» Exercise
Below are some records. Say how many of their lines include the string "Centrar", giving only the number.

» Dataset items

-*-

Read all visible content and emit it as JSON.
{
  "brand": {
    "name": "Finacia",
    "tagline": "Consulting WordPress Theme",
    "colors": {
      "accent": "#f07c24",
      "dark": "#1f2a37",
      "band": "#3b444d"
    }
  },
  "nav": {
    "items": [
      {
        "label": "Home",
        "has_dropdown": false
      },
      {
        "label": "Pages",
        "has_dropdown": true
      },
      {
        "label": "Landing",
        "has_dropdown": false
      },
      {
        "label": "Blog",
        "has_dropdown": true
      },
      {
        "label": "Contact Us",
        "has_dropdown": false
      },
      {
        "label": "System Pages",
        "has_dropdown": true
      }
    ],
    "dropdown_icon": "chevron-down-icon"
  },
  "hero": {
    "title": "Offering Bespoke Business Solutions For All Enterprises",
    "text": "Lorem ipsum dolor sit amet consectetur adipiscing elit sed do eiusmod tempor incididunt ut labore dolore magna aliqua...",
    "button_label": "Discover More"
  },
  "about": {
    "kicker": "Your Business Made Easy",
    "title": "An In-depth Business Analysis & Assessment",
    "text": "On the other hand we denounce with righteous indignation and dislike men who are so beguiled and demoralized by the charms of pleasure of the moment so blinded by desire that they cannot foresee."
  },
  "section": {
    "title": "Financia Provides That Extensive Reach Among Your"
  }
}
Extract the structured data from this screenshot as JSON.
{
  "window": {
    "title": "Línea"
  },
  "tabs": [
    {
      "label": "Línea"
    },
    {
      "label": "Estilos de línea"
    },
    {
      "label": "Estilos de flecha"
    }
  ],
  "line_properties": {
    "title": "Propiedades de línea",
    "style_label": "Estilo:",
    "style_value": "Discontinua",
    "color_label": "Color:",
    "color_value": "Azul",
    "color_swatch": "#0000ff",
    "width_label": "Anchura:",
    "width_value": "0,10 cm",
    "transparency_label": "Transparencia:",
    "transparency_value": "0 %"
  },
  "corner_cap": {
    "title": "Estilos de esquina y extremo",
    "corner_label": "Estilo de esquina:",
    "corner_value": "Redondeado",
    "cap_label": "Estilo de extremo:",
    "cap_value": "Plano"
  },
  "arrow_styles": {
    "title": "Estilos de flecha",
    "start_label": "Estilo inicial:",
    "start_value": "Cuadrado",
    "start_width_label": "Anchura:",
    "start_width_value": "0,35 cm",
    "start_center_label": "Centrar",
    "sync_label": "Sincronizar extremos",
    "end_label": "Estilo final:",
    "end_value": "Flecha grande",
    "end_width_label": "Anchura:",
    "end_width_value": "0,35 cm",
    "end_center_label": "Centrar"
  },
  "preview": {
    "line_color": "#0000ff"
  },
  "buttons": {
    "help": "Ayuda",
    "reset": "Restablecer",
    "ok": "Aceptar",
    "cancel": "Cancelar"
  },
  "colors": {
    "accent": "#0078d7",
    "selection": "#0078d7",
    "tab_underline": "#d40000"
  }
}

-*-

» Completed task
2